[Structured figure records]
___

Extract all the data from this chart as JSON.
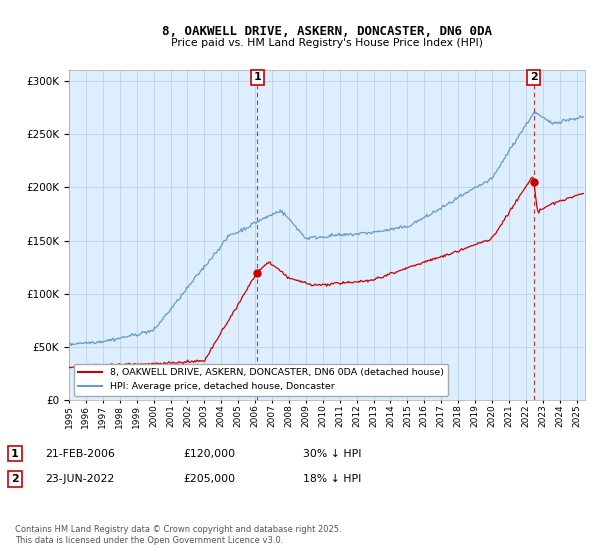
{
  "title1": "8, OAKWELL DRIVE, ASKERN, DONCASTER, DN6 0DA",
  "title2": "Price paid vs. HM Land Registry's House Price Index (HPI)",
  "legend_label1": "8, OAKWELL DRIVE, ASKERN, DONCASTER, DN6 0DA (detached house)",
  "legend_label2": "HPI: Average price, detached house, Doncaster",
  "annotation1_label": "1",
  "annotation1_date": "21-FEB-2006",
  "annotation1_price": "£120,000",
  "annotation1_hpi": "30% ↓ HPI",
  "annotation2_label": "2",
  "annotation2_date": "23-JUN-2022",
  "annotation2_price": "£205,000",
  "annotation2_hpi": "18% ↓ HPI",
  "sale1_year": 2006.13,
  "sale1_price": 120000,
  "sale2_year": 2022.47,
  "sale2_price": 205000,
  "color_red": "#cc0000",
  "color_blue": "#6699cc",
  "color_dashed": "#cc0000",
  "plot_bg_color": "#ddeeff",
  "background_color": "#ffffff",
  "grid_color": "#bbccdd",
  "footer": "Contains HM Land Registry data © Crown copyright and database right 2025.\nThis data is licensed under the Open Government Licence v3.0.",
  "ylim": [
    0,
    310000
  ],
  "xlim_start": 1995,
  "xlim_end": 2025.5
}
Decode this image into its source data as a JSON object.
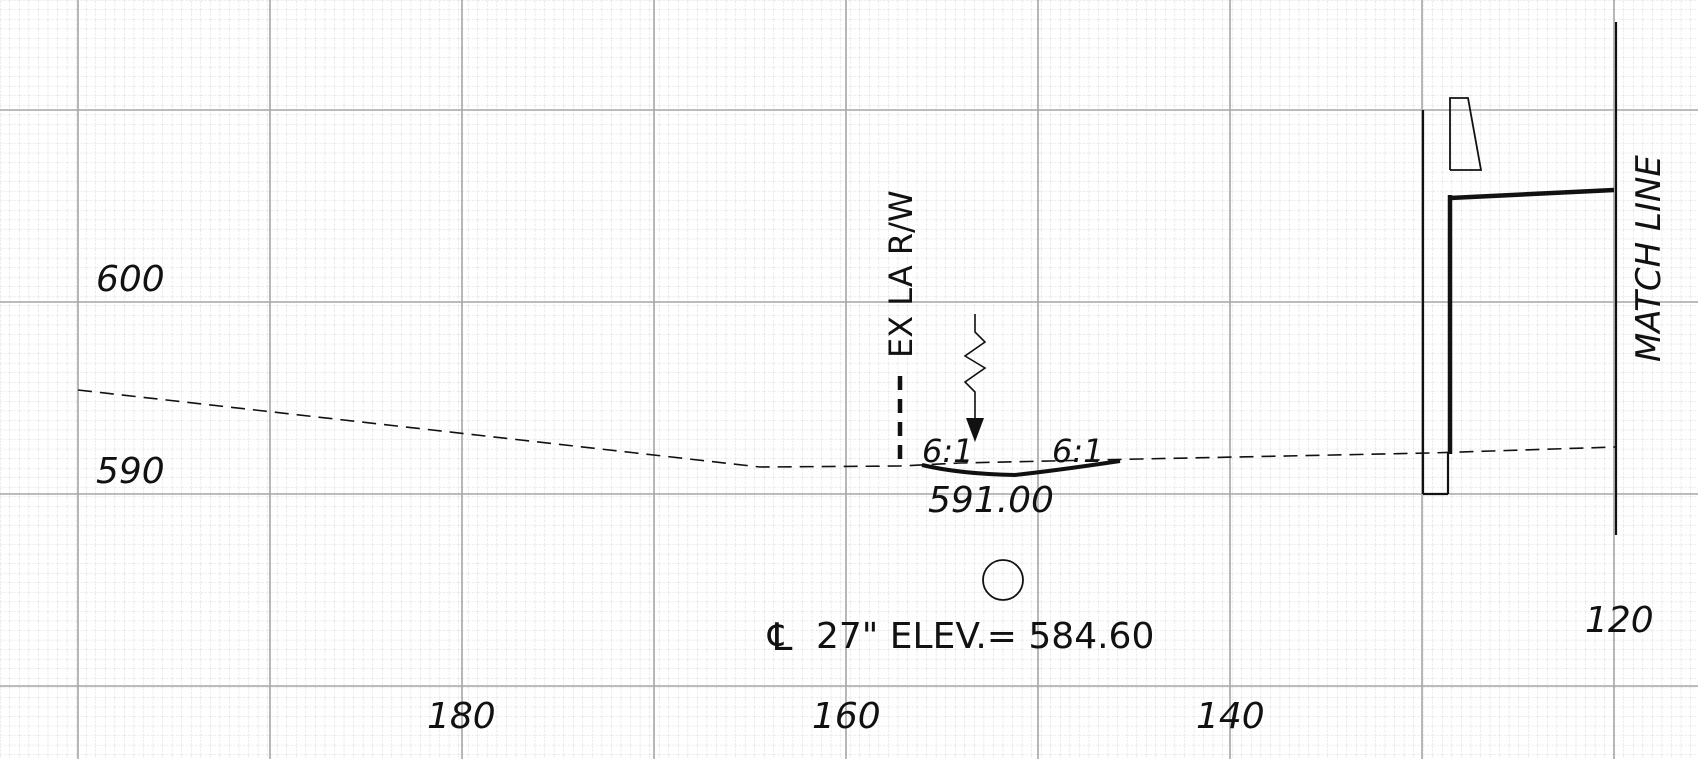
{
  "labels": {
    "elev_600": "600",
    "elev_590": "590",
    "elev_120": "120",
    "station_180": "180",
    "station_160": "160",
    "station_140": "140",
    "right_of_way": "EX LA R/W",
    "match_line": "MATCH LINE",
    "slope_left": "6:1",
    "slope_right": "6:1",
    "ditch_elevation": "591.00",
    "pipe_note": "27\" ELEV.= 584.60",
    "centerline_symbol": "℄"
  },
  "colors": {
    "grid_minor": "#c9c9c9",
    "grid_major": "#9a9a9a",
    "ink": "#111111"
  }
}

___

DIRECTION >>
Which lines in the data above contain "JSON"? Show each one.

FINISHED EXERCISE >>
Extract all the data from this chart as JSON.
Decode this image into its source data as a JSON object.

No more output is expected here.